WRITTEN PROBLEM:
Read the records below. Copy each line where the string "this" occurs.
## START DATA TO PROCESS
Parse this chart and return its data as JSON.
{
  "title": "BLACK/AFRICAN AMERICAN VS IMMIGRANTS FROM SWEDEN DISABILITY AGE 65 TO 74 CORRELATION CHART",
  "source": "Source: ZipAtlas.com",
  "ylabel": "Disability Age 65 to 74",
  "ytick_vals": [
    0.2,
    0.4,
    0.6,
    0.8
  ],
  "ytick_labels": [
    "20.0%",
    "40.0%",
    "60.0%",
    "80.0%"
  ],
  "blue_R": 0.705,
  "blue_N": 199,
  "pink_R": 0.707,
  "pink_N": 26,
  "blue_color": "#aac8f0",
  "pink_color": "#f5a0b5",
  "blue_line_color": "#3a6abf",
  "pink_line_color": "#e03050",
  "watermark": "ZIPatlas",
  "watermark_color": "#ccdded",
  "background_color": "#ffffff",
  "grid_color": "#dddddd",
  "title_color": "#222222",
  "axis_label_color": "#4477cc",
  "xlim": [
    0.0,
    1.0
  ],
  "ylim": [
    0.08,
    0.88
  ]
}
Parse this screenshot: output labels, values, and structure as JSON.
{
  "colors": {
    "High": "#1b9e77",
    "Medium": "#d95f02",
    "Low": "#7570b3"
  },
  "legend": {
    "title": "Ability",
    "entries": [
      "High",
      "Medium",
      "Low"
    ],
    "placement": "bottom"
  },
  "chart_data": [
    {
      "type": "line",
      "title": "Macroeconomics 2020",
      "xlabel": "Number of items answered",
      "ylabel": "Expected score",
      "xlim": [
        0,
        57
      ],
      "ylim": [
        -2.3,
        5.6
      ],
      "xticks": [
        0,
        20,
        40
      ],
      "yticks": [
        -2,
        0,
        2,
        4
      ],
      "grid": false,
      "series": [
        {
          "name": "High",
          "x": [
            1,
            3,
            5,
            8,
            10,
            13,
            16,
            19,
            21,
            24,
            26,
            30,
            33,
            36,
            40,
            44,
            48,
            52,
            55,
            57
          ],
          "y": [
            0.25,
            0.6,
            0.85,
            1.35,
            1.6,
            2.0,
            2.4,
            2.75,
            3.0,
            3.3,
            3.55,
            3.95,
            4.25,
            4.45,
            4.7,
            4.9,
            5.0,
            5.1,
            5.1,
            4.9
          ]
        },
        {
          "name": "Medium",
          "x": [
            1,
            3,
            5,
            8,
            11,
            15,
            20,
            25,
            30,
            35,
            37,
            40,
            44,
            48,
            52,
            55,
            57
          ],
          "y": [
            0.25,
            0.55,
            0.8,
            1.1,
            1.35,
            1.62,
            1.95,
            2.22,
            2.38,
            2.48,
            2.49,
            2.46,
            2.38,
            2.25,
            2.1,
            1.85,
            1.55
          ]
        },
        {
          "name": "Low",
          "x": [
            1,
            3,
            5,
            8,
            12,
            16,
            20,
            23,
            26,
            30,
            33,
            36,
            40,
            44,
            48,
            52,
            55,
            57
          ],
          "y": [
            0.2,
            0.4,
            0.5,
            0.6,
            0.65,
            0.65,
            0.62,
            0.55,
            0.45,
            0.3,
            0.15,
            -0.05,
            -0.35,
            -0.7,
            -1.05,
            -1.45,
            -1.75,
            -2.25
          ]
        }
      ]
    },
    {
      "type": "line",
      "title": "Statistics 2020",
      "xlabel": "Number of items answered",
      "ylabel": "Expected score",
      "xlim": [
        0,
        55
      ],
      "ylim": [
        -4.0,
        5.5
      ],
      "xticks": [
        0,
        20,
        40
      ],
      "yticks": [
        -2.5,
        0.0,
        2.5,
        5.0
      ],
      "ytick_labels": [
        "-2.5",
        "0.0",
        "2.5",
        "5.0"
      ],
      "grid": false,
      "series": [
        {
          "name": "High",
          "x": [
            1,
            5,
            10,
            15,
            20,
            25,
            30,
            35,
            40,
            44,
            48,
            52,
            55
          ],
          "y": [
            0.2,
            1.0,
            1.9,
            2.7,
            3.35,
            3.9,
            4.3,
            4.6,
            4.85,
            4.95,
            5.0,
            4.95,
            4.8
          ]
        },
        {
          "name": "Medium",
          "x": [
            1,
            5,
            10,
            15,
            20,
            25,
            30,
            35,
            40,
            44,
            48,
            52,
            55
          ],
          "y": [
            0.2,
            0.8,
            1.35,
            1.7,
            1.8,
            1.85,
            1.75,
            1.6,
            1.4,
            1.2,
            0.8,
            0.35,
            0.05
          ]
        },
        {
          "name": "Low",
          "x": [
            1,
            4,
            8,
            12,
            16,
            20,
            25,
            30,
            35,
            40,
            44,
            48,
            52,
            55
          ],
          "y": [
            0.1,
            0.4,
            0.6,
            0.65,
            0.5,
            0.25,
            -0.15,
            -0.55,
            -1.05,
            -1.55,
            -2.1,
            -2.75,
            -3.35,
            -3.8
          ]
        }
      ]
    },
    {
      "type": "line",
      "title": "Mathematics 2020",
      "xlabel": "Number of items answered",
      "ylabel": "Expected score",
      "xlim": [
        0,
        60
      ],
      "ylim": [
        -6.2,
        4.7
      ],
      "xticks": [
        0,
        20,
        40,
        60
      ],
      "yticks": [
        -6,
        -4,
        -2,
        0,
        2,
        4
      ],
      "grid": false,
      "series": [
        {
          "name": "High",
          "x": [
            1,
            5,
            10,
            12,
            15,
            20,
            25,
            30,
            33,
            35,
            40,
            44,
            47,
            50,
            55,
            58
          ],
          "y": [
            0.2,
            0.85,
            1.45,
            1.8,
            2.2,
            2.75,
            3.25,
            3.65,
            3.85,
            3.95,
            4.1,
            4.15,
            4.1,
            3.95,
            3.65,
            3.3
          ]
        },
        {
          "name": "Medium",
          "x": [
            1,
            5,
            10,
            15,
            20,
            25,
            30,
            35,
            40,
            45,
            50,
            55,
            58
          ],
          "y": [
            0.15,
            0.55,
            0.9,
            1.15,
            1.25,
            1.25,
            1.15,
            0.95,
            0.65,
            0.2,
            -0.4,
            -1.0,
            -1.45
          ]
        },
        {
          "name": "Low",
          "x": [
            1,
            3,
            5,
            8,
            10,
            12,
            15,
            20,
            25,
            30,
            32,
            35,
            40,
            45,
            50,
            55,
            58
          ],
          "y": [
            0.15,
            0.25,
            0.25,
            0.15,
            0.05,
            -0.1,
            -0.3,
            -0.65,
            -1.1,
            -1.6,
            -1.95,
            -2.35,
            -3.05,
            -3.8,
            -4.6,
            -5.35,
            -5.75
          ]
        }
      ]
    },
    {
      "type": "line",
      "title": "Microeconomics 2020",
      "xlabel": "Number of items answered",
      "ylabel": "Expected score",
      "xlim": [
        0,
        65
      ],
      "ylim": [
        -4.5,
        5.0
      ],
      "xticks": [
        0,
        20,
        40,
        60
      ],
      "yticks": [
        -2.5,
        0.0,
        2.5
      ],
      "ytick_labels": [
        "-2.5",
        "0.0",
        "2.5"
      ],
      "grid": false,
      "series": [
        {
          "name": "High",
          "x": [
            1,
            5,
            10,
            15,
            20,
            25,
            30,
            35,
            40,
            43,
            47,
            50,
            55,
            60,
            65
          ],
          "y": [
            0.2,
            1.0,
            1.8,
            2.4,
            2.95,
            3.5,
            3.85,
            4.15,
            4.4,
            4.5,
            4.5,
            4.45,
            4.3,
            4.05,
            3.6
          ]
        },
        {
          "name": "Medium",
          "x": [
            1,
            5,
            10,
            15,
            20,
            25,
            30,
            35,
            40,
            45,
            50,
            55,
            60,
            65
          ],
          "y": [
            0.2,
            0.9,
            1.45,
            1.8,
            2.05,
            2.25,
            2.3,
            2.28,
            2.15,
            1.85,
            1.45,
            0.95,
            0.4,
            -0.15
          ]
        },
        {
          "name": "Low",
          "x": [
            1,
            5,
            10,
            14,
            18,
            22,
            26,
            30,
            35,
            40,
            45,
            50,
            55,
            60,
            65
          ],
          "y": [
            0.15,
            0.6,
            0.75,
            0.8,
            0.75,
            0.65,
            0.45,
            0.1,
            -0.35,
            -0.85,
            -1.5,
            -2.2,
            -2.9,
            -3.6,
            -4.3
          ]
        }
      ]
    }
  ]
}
## END DATA TO PROCESS
TASK RESULT:
Parse this chart and return its data as JSON.
Parse this screenshot: output labels, values, and structure as JSON.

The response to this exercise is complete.